[Entries from a dataset]
** START **

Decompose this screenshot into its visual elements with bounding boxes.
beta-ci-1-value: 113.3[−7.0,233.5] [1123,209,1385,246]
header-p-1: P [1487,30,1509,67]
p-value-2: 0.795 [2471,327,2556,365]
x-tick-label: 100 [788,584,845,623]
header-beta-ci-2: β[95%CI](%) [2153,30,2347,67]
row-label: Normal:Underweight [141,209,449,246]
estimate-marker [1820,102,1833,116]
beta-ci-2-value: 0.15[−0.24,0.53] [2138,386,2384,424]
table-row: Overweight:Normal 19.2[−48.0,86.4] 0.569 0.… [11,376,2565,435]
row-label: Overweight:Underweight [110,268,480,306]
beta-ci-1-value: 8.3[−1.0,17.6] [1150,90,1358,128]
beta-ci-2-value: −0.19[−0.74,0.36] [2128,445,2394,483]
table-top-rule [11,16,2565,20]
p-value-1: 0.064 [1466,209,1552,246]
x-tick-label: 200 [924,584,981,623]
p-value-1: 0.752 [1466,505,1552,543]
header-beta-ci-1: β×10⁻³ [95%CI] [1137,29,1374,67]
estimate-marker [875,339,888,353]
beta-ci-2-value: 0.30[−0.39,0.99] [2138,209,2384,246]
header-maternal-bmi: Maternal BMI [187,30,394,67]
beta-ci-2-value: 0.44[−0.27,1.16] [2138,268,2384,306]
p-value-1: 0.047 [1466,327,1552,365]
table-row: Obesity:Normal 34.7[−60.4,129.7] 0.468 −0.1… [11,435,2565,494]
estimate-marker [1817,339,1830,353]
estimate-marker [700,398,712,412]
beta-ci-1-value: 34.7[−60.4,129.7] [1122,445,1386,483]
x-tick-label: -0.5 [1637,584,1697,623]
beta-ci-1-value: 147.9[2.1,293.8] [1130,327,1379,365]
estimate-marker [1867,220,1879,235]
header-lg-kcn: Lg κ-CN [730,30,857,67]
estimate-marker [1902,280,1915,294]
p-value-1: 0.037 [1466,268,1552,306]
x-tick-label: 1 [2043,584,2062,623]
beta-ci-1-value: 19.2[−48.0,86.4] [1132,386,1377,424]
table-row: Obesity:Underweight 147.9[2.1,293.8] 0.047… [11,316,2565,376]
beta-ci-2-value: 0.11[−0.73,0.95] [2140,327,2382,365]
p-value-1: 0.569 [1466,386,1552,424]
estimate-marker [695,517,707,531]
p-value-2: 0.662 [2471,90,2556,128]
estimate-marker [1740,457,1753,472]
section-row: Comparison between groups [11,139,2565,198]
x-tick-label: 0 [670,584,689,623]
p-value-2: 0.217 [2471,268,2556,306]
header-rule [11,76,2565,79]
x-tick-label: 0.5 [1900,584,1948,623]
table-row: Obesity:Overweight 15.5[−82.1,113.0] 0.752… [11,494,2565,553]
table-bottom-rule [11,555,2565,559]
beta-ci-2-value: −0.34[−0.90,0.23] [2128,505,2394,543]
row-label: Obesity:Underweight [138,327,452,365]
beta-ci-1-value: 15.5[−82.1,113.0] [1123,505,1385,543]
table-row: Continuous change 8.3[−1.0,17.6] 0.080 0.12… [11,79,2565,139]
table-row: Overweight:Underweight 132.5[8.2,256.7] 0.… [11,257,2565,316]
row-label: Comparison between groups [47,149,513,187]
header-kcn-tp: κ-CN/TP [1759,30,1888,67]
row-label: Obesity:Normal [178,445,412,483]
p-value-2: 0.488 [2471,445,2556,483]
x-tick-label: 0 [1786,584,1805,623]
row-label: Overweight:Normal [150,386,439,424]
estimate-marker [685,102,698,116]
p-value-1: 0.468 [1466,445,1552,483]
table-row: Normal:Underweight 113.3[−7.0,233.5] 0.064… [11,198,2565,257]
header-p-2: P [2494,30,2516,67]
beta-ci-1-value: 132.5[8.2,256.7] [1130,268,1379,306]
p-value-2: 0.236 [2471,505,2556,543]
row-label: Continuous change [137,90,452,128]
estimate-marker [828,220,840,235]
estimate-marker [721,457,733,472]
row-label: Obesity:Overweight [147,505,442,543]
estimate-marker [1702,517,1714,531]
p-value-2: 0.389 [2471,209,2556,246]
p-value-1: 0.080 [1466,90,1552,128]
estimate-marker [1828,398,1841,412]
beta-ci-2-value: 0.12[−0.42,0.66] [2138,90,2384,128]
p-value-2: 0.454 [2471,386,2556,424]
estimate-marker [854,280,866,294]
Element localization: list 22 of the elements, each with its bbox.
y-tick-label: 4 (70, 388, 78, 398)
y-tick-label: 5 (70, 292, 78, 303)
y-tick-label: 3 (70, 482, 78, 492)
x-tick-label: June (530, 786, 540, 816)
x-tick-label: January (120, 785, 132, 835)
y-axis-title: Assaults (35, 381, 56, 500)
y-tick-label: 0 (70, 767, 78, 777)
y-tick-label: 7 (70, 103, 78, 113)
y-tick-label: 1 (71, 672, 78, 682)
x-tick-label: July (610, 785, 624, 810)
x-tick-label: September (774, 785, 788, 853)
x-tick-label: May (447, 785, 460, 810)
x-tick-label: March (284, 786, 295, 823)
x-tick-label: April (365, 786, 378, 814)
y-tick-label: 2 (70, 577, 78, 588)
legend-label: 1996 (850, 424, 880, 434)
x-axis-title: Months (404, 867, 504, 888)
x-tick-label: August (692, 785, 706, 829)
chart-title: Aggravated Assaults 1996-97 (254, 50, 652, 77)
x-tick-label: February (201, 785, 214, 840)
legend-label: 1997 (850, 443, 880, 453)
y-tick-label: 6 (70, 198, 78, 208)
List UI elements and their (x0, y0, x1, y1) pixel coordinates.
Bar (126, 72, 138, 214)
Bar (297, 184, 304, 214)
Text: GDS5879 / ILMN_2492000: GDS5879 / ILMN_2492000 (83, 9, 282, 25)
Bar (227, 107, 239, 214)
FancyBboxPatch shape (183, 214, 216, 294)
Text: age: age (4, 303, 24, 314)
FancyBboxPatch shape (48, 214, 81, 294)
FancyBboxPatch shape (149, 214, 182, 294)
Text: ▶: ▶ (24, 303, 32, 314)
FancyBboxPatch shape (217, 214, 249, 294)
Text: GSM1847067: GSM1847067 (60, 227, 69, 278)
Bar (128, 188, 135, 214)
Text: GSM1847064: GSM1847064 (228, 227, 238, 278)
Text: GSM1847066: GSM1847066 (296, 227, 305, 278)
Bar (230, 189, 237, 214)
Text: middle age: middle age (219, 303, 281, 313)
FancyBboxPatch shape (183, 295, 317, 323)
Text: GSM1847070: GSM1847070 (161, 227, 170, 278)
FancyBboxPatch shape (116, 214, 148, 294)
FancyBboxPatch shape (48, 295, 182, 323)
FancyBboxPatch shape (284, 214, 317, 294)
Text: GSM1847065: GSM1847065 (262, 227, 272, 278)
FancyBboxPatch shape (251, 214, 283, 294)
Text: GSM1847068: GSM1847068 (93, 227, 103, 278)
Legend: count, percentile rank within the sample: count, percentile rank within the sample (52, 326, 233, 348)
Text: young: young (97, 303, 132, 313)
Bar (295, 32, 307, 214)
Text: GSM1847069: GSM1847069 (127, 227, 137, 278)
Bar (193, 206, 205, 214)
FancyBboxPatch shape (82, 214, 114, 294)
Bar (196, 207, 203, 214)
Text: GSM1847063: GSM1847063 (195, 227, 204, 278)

** END **

Output every line in all of the rows above as a JSON list of strings, one string per line, skipping blank lines.

[
  "Decompose this screenshot into its visual elements with bounding boxes.",
  "beta-ci-1-value: 113.3[−7.0,233.5] [1123,209,1385,246]",
  "header-p-1: P [1487,30,1509,67]",
  "p-value-2: 0.795 [2471,327,2556,365]",
  "x-tick-label: 100 [788,584,845,623]",
  "header-beta-ci-2: β[95%CI](%) [2153,30,2347,67]",
  "row-label: Normal:Underweight [141,209,449,246]",
  "estimate-marker [1820,102,1833,116]",
  "beta-ci-2-value: 0.15[−0.24,0.53] [2138,386,2384,424]",
  "table-row: Overweight:Normal 19.2[−48.0,86.4] 0.569 0.… [11,376,2565,435]",
  "row-label: Overweight:Underweight [110,268,480,306]",
  "beta-ci-1-value: 8.3[−1.0,17.6] [1150,90,1358,128]",
  "beta-ci-2-value: −0.19[−0.74,0.36] [2128,445,2394,483]",
  "table-top-rule [11,16,2565,20]",
  "p-value-1: 0.064 [1466,209,1552,246]",
  "x-tick-label: 200 [924,584,981,623]",
  "p-value-1: 0.752 [1466,505,1552,543]",
  "header-beta-ci-1: β×10⁻³ [95%CI] [1137,29,1374,67]",
  "estimate-marker [875,339,888,353]",
  "beta-ci-2-value: 0.30[−0.39,0.99] [2138,209,2384,246]",
  "header-maternal-bmi: Maternal BMI [187,30,394,67]",
  "beta-ci-2-value: 0.44[−0.27,1.16] [2138,268,2384,306]",
  "p-value-1: 0.047 [1466,327,1552,365]",
  "table-row: Obesity:Normal 34.7[−60.4,129.7] 0.468 −0.1… [11,435,2565,494]",
  "estimate-marker [1817,339,1830,353]",
  "estimate-marker [700,398,712,412]",
  "beta-ci-1-value: 34.7[−60.4,129.7] [1122,445,1386,483]",
  "x-tick-label: -0.5 [1637,584,1697,623]",
  "beta-ci-1-value: 147.9[2.1,293.8] [1130,327,1379,365]",
  "estimate-marker [1867,220,1879,235]",
  "header-lg-kcn: Lg κ-CN [730,30,857,67]",
  "estimate-marker [1902,280,1915,294]",
  "p-value-1: 0.037 [1466,268,1552,306]",
  "x-tick-label: 1 [2043,584,2062,623]",
  "beta-ci-1-value: 19.2[−48.0,86.4] [1132,386,1377,424]",
  "table-row: Obesity:Underweight 147.9[2.1,293.8] 0.047… [11,316,2565,376]",
  "beta-ci-2-value: 0.11[−0.73,0.95] [2140,327,2382,365]",
  "p-value-1: 0.569 [1466,386,1552,424]",
  "estimate-marker [695,517,707,531]",
  "p-value-2: 0.662 [2471,90,2556,128]",
  "estimate-marker [1740,457,1753,472]",
  "section-row: Comparison between groups [11,139,2565,198]",
  "x-tick-label: 0 [670,584,689,623]",
  "p-value-2: 0.217 [2471,268,2556,306]",
  "header-rule [11,76,2565,79]",
  "x-tick-label: 0.5 [1900,584,1948,623]",
  "table-row: Obesity:Overweight 15.5[−82.1,113.0] 0.752… [11,494,2565,553]",
  "table-bottom-rule [11,555,2565,559]",
  "beta-ci-2-value: −0.34[−0.90,0.23] [2128,505,2394,543]",
  "row-label: Obesity:Underweight [138,327,452,365]",
  "beta-ci-1-value: 15.5[−82.1,113.0] [1123,505,1385,543]",
  "table-row: Continuous change 8.3[−1.0,17.6] 0.080 0.12… [11,79,2565,139]",
  "table-row: Overweight:Underweight 132.5[8.2,256.7] 0.… [11,257,2565,316]",
  "row-label: Comparison between groups [47,149,513,187]",
  "header-kcn-tp: κ-CN/TP [1759,30,1888,67]",
  "row-label: Obesity:Normal [178,445,412,483]",
  "p-value-2: 0.488 [2471,445,2556,483]",
  "x-tick-label: 0 [1786,584,1805,623]",
  "row-label: Overweight:Normal [150,386,439,424]",
  "estimate-marker [685,102,698,116]",
  "p-value-1: 0.468 [1466,445,1552,483]",
  "table-row: Normal:Underweight 113.3[−7.0,233.5] 0.064… [11,198,2565,257]",
  "header-p-2: P [2494,30,2516,67]",
  "beta-ci-1-value: 132.5[8.2,256.7] [1130,268,1379,306]",
  "p-value-2: 0.236 [2471,505,2556,543]",
  "row-label: Continuous change [137,90,452,128]",
  "estimate-marker [828,220,840,235]",
  "estimate-marker [721,457,733,472]",
  "row-label: Obesity:Overweight [147,505,442,543]",
  "estimate-marker [1702,517,1714,531]",
  "p-value-2: 0.389 [2471,209,2556,246]",
  "p-value-1: 0.080 [1466,90,1552,128]",
  "estimate-marker [1828,398,1841,412]",
  "beta-ci-2-value: 0.12[−0.42,0.66] [2138,90,2384,128]",
  "p-value-2: 0.454 [2471,386,2556,424]",
  "estimate-marker [854,280,866,294]",
  "Element localization: list 22 of the elements, each with its bbox.",
  "y-tick-label: 4 (70, 388, 78, 398)",
  "y-tick-label: 5 (70, 292, 78, 303)",
  "y-tick-label: 3 (70, 482, 78, 492)",
  "x-tick-label: June (530, 786, 540, 816)",
  "x-tick-label: January (120, 785, 132, 835)",
  "y-axis-title: Assaults (35, 381, 56, 500)",
  "y-tick-label: 0 (70, 767, 78, 777)",
  "y-tick-label: 7 (70, 103, 78, 113)",
  "y-tick-label: 1 (71, 672, 78, 682)",
  "x-tick-label: July (610, 785, 624, 810)",
  "x-tick-label: September (774, 785, 788, 853)",
  "x-tick-label: May (447, 785, 460, 810)",
  "x-tick-label: March (284, 786, 295, 823)",
  "x-tick-label: April (365, 786, 378, 814)",
  "y-tick-label: 2 (70, 577, 78, 588)",
  "legend-label: 1996 (850, 424, 880, 434)",
  "x-axis-title: Months (404, 867, 504, 888)",
  "x-tick-label: August (692, 785, 706, 829)",
  "chart-title: Aggravated Assaults 1996-97 (254, 50, 652, 77)",
  "x-tick-label: February (201, 785, 214, 840)",
  "legend-label: 1997 (850, 443, 880, 453)",
  "y-tick-label: 6 (70, 198, 78, 208)",
  "List UI elements and their (x0, y0, x1, y1) pixel coordinates.",
  "Bar (126, 72, 138, 214)",
  "Bar (297, 184, 304, 214)",
  "Text: GDS5879 / ILMN_2492000: GDS5879 / ILMN_2492000 (83, 9, 282, 25)",
  "Bar (227, 107, 239, 214)",
  "FancyBboxPatch shape (183, 214, 216, 294)",
  "Text: age: age (4, 303, 24, 314)",
  "FancyBboxPatch shape (48, 214, 81, 294)",
  "FancyBboxPatch shape (149, 214, 182, 294)",
  "Text: ▶: ▶ (24, 303, 32, 314)",
  "FancyBboxPatch shape (217, 214, 249, 294)",
  "Text: GSM1847067: GSM1847067 (60, 227, 69, 278)",
  "Bar (128, 188, 135, 214)",
  "Text: GSM1847064: GSM1847064 (228, 227, 238, 278)",
  "Text: GSM1847066: GSM1847066 (296, 227, 305, 278)",
  "Bar (230, 189, 237, 214)",
  "Text: middle age: middle age (219, 303, 281, 313)",
  "FancyBboxPatch shape (183, 295, 317, 323)",
  "Text: GSM1847070: GSM1847070 (161, 227, 170, 278)",
  "FancyBboxPatch shape (116, 214, 148, 294)",
  "FancyBboxPatch shape (48, 295, 182, 323)",
  "FancyBboxPatch shape (284, 214, 317, 294)",
  "Text: GSM1847065: GSM1847065 (262, 227, 272, 278)",
  "FancyBboxPatch shape (251, 214, 283, 294)",
  "Text: GSM1847068: GSM1847068 (93, 227, 103, 278)",
  "Legend: count, percentile rank within the sample: count, percentile rank within the sample (52, 326, 233, 348)",
  "Text: young: young (97, 303, 132, 313)",
  "Bar (295, 32, 307, 214)",
  "Text: GSM1847069: GSM1847069 (127, 227, 137, 278)",
  "Bar (193, 206, 205, 214)",
  "FancyBboxPatch shape (82, 214, 114, 294)",
  "Bar (196, 207, 203, 214)",
  "Text: GSM1847063: GSM1847063 (195, 227, 204, 278)"
]